Description of the task - Make an exact copy of the listing below.

Records for the task -
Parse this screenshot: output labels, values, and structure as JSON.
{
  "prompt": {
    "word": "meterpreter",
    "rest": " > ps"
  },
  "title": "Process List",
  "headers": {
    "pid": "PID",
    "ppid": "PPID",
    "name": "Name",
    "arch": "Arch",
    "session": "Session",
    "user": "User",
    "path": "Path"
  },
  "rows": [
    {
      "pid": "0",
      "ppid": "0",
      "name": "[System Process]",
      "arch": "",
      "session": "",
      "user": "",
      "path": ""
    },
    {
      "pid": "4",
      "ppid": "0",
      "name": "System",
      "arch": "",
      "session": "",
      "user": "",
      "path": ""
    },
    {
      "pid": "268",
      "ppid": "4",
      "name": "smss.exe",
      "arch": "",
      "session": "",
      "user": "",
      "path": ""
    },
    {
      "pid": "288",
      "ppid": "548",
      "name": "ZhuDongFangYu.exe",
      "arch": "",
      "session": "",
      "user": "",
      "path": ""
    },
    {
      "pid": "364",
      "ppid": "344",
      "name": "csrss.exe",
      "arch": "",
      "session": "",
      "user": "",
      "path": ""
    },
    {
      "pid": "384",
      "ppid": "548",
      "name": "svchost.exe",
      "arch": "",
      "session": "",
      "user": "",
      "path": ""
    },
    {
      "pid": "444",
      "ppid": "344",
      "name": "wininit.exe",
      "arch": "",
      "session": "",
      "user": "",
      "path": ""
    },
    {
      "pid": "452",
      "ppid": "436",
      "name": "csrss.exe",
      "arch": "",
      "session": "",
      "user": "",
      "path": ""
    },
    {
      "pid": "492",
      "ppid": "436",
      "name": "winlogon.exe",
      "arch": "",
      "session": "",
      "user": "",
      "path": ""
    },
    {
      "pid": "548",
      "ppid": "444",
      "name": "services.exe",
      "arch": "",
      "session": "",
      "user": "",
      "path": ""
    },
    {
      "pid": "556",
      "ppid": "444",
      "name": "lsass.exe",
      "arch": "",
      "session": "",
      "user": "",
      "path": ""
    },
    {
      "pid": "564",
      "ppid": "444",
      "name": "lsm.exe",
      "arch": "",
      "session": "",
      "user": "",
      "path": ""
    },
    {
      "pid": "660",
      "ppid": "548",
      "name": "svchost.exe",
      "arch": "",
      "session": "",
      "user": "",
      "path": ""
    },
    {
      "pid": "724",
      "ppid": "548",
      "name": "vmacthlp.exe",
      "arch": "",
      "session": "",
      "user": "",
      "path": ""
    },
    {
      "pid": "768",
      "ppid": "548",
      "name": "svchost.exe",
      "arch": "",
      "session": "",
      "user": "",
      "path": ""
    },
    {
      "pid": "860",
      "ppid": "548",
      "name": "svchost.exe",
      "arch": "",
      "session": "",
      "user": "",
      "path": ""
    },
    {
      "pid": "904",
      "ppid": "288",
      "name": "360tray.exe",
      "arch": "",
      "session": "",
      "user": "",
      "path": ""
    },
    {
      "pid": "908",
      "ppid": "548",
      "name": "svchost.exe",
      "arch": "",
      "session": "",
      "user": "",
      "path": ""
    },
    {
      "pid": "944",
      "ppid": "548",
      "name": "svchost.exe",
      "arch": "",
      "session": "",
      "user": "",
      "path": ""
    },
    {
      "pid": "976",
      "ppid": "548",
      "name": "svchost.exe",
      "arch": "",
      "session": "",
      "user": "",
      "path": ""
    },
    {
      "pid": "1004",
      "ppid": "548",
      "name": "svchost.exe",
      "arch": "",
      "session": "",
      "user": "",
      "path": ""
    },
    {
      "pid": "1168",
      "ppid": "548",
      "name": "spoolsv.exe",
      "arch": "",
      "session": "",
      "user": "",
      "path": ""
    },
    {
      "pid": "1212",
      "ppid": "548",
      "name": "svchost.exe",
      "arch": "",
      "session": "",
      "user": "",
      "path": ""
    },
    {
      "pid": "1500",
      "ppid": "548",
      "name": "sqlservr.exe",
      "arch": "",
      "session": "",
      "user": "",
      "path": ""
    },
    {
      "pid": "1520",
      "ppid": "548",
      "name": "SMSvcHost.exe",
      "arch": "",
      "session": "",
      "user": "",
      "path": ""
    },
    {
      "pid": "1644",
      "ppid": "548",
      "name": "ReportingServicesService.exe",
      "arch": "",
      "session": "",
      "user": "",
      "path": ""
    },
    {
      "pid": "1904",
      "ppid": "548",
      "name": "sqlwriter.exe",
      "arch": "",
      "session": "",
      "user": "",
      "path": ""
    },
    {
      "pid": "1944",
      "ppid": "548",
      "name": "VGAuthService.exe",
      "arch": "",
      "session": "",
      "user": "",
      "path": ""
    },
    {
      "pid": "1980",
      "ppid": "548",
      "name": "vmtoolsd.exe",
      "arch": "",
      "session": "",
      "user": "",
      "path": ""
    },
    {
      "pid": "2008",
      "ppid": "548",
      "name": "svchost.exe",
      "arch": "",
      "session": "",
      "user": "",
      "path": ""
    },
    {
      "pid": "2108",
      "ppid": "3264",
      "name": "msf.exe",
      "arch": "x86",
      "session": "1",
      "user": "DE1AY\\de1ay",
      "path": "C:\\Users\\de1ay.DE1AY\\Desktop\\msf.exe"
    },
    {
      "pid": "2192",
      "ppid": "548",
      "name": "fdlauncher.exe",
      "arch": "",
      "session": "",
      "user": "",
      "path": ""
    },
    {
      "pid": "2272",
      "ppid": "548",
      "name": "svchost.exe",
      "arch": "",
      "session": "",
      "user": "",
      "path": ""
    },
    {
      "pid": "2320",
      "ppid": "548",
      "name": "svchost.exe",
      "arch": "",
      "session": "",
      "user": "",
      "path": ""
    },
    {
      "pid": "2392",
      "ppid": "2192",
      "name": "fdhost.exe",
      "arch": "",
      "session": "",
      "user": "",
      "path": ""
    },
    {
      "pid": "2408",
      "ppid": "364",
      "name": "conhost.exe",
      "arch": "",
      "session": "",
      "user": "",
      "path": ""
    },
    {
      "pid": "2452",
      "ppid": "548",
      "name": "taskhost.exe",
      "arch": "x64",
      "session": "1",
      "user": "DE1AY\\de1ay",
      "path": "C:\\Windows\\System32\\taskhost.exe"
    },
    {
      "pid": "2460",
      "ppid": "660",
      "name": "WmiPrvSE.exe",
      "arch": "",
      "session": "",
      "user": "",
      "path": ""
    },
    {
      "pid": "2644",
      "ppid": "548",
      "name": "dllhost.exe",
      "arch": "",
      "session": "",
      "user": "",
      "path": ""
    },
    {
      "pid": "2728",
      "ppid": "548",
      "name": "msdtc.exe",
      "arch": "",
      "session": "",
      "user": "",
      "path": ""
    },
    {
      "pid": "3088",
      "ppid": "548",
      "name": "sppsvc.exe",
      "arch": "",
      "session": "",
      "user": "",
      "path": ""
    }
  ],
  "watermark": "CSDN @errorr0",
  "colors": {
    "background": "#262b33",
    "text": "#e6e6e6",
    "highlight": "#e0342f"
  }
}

Full answer -
Parse this screenshot: output labels, values, and structure as JSON.
{
  "prompt": {
    "word": "meterpreter",
    "rest": " > ps"
  },
  "title": "Process List",
  "headers": {
    "pid": "PID",
    "ppid": "PPID",
    "name": "Name",
    "arch": "Arch",
    "session": "Session",
    "user": "User",
    "path": "Path"
  },
  "rows": [
    {
      "pid": "0",
      "ppid": "0",
      "name": "[System Process]",
      "arch": "",
      "session": "",
      "user": "",
      "path": ""
    },
    {
      "pid": "4",
      "ppid": "0",
      "name": "System",
      "arch": "",
      "session": "",
      "user": "",
      "path": ""
    },
    {
      "pid": "268",
      "ppid": "4",
      "name": "smss.exe",
      "arch": "",
      "session": "",
      "user": "",
      "path": ""
    },
    {
      "pid": "288",
      "ppid": "548",
      "name": "ZhuDongFangYu.exe",
      "arch": "",
      "session": "",
      "user": "",
      "path": ""
    },
    {
      "pid": "364",
      "ppid": "344",
      "name": "csrss.exe",
      "arch": "",
      "session": "",
      "user": "",
      "path": ""
    },
    {
      "pid": "384",
      "ppid": "548",
      "name": "svchost.exe",
      "arch": "",
      "session": "",
      "user": "",
      "path": ""
    },
    {
      "pid": "444",
      "ppid": "344",
      "name": "wininit.exe",
      "arch": "",
      "session": "",
      "user": "",
      "path": ""
    },
    {
      "pid": "452",
      "ppid": "436",
      "name": "csrss.exe",
      "arch": "",
      "session": "",
      "user": "",
      "path": ""
    },
    {
      "pid": "492",
      "ppid": "436",
      "name": "winlogon.exe",
      "arch": "",
      "session": "",
      "user": "",
      "path": ""
    },
    {
      "pid": "548",
      "ppid": "444",
      "name": "services.exe",
      "arch": "",
      "session": "",
      "user": "",
      "path": ""
    },
    {
      "pid": "556",
      "ppid": "444",
      "name": "lsass.exe",
      "arch": "",
      "session": "",
      "user": "",
      "path": ""
    },
    {
      "pid": "564",
      "ppid": "444",
      "name": "lsm.exe",
      "arch": "",
      "session": "",
      "user": "",
      "path": ""
    },
    {
      "pid": "660",
      "ppid": "548",
      "name": "svchost.exe",
      "arch": "",
      "session": "",
      "user": "",
      "path": ""
    },
    {
      "pid": "724",
      "ppid": "548",
      "name": "vmacthlp.exe",
      "arch": "",
      "session": "",
      "user": "",
      "path": ""
    },
    {
      "pid": "768",
      "ppid": "548",
      "name": "svchost.exe",
      "arch": "",
      "session": "",
      "user": "",
      "path": ""
    },
    {
      "pid": "860",
      "ppid": "548",
      "name": "svchost.exe",
      "arch": "",
      "session": "",
      "user": "",
      "path": ""
    },
    {
      "pid": "904",
      "ppid": "288",
      "name": "360tray.exe",
      "arch": "",
      "session": "",
      "user": "",
      "path": ""
    },
    {
      "pid": "908",
      "ppid": "548",
      "name": "svchost.exe",
      "arch": "",
      "session": "",
      "user": "",
      "path": ""
    },
    {
      "pid": "944",
      "ppid": "548",
      "name": "svchost.exe",
      "arch": "",
      "session": "",
      "user": "",
      "path": ""
    },
    {
      "pid": "976",
      "ppid": "548",
      "name": "svchost.exe",
      "arch": "",
      "session": "",
      "user": "",
      "path": ""
    },
    {
      "pid": "1004",
      "ppid": "548",
      "name": "svchost.exe",
      "arch": "",
      "session": "",
      "user": "",
      "path": ""
    },
    {
      "pid": "1168",
      "ppid": "548",
      "name": "spoolsv.exe",
      "arch": "",
      "session": "",
      "user": "",
      "path": ""
    },
    {
      "pid": "1212",
      "ppid": "548",
      "name": "svchost.exe",
      "arch": "",
      "session": "",
      "user": "",
      "path": ""
    },
    {
      "pid": "1500",
      "ppid": "548",
      "name": "sqlservr.exe",
      "arch": "",
      "session": "",
      "user": "",
      "path": ""
    },
    {
      "pid": "1520",
      "ppid": "548",
      "name": "SMSvcHost.exe",
      "arch": "",
      "session": "",
      "user": "",
      "path": ""
    },
    {
      "pid": "1644",
      "ppid": "548",
      "name": "ReportingServicesService.exe",
      "arch": "",
      "session": "",
      "user": "",
      "path": ""
    },
    {
      "pid": "1904",
      "ppid": "548",
      "name": "sqlwriter.exe",
      "arch": "",
      "session": "",
      "user": "",
      "path": ""
    },
    {
      "pid": "1944",
      "ppid": "548",
      "name": "VGAuthService.exe",
      "arch": "",
      "session": "",
      "user": "",
      "path": ""
    },
    {
      "pid": "1980",
      "ppid": "548",
      "name": "vmtoolsd.exe",
      "arch": "",
      "session": "",
      "user": "",
      "path": ""
    },
    {
      "pid": "2008",
      "ppid": "548",
      "name": "svchost.exe",
      "arch": "",
      "session": "",
      "user": "",
      "path": ""
    },
    {
      "pid": "2108",
      "ppid": "3264",
      "name": "msf.exe",
      "arch": "x86",
      "session": "1",
      "user": "DE1AY\\de1ay",
      "path": "C:\\Users\\de1ay.DE1AY\\Desktop\\msf.exe"
    },
    {
      "pid": "2192",
      "ppid": "548",
      "name": "fdlauncher.exe",
      "arch": "",
      "session": "",
      "user": "",
      "path": ""
    },
    {
      "pid": "2272",
      "ppid": "548",
      "name": "svchost.exe",
      "arch": "",
      "session": "",
      "user": "",
      "path": ""
    },
    {
      "pid": "2320",
      "ppid": "548",
      "name": "svchost.exe",
      "arch": "",
      "session": "",
      "user": "",
      "path": ""
    },
    {
      "pid": "2392",
      "ppid": "2192",
      "name": "fdhost.exe",
      "arch": "",
      "session": "",
      "user": "",
      "path": ""
    },
    {
      "pid": "2408",
      "ppid": "364",
      "name": "conhost.exe",
      "arch": "",
      "session": "",
      "user": "",
      "path": ""
    },
    {
      "pid": "2452",
      "ppid": "548",
      "name": "taskhost.exe",
      "arch": "x64",
      "session": "1",
      "user": "DE1AY\\de1ay",
      "path": "C:\\Windows\\System32\\taskhost.exe"
    },
    {
      "pid": "2460",
      "ppid": "660",
      "name": "WmiPrvSE.exe",
      "arch": "",
      "session": "",
      "user": "",
      "path": ""
    },
    {
      "pid": "2644",
      "ppid": "548",
      "name": "dllhost.exe",
      "arch": "",
      "session": "",
      "user": "",
      "path": ""
    },
    {
      "pid": "2728",
      "ppid": "548",
      "name": "msdtc.exe",
      "arch": "",
      "session": "",
      "user": "",
      "path": ""
    },
    {
      "pid": "3088",
      "ppid": "548",
      "name": "sppsvc.exe",
      "arch": "",
      "session": "",
      "user": "",
      "path": ""
    }
  ],
  "watermark": "CSDN @errorr0",
  "colors": {
    "background": "#262b33",
    "text": "#e6e6e6",
    "highlight": "#e0342f"
  }
}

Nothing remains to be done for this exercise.